▶ **Recorded information**
* * * * * * *
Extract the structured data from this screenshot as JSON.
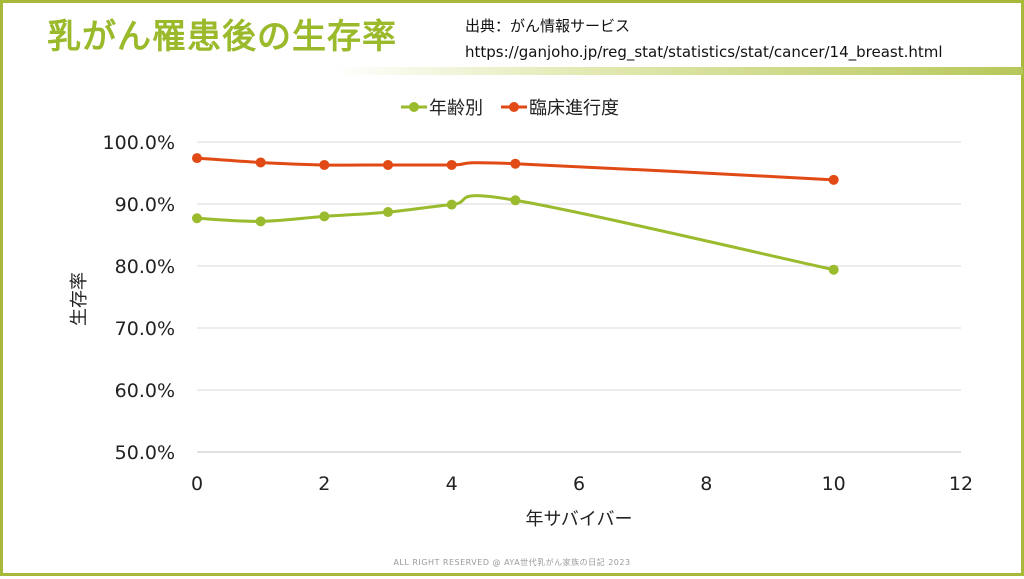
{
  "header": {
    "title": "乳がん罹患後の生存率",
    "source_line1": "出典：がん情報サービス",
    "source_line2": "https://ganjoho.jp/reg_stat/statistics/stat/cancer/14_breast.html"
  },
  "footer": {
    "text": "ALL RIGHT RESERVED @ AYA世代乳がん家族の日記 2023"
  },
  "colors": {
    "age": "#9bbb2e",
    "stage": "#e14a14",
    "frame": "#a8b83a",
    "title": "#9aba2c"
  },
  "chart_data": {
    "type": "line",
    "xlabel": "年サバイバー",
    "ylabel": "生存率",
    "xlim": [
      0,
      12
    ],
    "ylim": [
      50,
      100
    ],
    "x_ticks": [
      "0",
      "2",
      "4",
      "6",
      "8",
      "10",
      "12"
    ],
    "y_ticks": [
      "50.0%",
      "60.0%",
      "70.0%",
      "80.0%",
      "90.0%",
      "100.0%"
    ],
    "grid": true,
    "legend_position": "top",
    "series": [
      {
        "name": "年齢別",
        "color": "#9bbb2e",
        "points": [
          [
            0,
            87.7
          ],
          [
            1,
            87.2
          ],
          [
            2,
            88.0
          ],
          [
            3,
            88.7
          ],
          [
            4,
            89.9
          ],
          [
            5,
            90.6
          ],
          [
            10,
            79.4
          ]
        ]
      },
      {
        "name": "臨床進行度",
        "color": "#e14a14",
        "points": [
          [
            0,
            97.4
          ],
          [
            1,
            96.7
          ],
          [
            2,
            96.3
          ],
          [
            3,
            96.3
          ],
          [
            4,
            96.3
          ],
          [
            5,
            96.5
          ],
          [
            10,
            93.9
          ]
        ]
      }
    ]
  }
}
* * * * * * *
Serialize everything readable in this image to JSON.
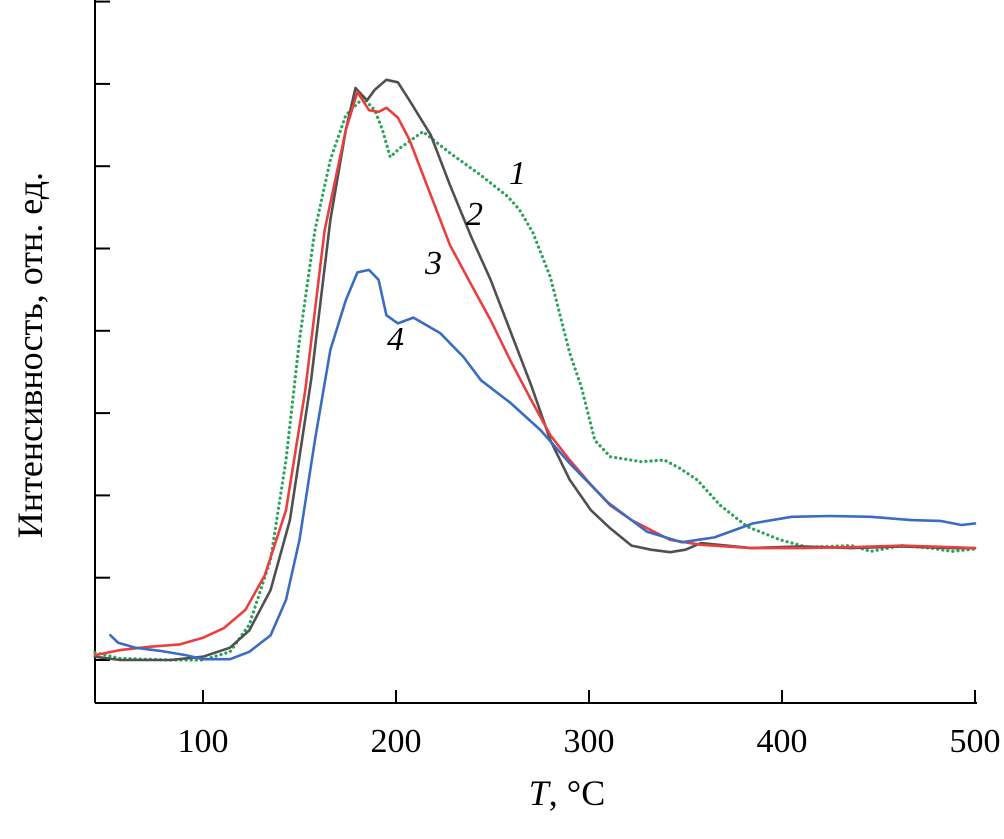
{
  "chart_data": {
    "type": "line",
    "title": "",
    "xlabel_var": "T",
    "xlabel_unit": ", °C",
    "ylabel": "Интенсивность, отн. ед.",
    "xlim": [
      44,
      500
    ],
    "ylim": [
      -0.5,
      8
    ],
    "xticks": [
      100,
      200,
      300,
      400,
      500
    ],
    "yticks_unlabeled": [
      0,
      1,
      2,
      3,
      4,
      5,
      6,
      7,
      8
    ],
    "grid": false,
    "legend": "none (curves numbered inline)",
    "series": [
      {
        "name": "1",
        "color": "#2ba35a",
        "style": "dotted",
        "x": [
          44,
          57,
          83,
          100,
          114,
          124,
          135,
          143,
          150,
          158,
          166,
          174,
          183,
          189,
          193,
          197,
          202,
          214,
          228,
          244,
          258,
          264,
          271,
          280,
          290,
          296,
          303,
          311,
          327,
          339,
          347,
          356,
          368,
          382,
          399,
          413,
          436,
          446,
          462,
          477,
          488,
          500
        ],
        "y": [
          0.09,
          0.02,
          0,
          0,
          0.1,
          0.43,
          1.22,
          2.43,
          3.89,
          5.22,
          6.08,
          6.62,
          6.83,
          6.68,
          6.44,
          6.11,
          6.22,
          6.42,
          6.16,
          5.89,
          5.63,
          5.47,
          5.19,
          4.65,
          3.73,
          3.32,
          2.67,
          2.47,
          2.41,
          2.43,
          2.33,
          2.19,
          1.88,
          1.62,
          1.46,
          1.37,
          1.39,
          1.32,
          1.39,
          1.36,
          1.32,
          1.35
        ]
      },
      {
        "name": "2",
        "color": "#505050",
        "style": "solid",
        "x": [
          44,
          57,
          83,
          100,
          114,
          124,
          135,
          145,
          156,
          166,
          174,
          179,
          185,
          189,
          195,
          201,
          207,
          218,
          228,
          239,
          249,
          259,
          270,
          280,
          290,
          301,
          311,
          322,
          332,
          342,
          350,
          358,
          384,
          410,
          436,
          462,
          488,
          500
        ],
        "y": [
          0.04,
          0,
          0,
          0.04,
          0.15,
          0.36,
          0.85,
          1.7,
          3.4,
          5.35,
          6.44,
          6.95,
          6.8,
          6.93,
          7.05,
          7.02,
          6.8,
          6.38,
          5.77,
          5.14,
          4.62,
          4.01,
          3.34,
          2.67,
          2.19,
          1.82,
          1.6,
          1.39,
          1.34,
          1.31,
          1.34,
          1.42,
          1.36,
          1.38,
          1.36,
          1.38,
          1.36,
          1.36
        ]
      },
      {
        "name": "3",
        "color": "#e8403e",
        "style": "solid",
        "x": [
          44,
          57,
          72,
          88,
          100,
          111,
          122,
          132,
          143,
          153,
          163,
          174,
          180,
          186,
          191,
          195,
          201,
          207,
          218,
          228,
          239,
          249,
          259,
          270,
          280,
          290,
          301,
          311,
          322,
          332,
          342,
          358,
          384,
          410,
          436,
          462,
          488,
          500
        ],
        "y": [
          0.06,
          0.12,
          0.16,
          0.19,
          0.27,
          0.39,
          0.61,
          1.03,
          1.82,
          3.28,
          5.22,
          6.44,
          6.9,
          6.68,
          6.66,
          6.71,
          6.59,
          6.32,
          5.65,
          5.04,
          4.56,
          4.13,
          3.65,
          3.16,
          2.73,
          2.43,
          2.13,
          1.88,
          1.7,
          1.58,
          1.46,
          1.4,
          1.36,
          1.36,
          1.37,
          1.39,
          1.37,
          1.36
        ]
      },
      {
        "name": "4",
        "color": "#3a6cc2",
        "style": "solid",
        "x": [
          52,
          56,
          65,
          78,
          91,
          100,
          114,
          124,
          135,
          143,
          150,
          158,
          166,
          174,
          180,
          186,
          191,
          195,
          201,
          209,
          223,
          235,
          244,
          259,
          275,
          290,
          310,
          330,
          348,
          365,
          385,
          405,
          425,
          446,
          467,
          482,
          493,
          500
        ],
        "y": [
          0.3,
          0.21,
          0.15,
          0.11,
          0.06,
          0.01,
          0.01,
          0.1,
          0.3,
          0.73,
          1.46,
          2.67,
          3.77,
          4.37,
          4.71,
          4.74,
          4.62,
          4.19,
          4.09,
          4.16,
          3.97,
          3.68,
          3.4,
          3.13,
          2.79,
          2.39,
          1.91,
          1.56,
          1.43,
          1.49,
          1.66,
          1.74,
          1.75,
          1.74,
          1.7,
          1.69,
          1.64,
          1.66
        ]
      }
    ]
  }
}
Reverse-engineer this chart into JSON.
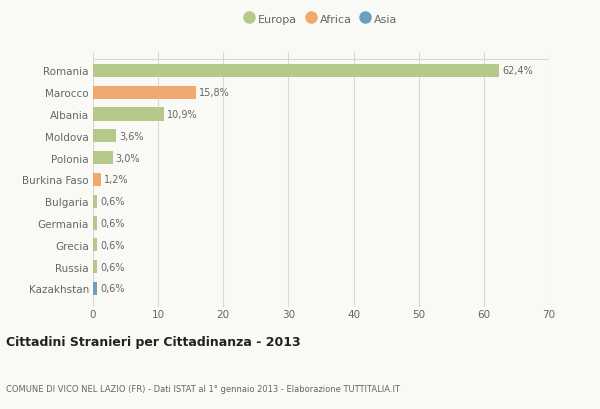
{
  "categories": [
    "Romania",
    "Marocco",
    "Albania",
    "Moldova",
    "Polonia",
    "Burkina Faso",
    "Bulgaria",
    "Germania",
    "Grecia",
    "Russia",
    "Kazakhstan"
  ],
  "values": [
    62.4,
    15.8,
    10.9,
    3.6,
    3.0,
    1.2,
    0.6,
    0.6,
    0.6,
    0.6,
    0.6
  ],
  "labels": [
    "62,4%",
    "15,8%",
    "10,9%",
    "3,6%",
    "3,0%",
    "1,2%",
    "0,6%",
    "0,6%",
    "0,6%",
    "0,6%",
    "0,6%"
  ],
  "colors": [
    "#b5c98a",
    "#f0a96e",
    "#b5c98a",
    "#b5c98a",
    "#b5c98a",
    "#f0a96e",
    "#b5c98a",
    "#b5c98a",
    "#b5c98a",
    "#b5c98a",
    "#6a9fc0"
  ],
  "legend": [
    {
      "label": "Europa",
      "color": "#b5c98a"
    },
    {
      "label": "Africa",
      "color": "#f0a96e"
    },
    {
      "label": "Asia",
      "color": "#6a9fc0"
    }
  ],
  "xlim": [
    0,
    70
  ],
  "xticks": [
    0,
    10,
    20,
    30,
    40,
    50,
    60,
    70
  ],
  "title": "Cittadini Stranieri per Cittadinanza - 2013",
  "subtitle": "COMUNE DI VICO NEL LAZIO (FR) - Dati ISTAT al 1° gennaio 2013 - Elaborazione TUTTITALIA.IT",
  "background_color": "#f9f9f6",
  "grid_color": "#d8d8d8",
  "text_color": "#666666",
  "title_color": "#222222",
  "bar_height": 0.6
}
* * * * * * *
▶ **What to do**
Identify and copy the lines holding the word "JSON".

▶ **Written answer**
Extract the structured data from this screenshot as JSON.
Serialize everything readable in this image to JSON.
Reverse-engineer this chart into JSON.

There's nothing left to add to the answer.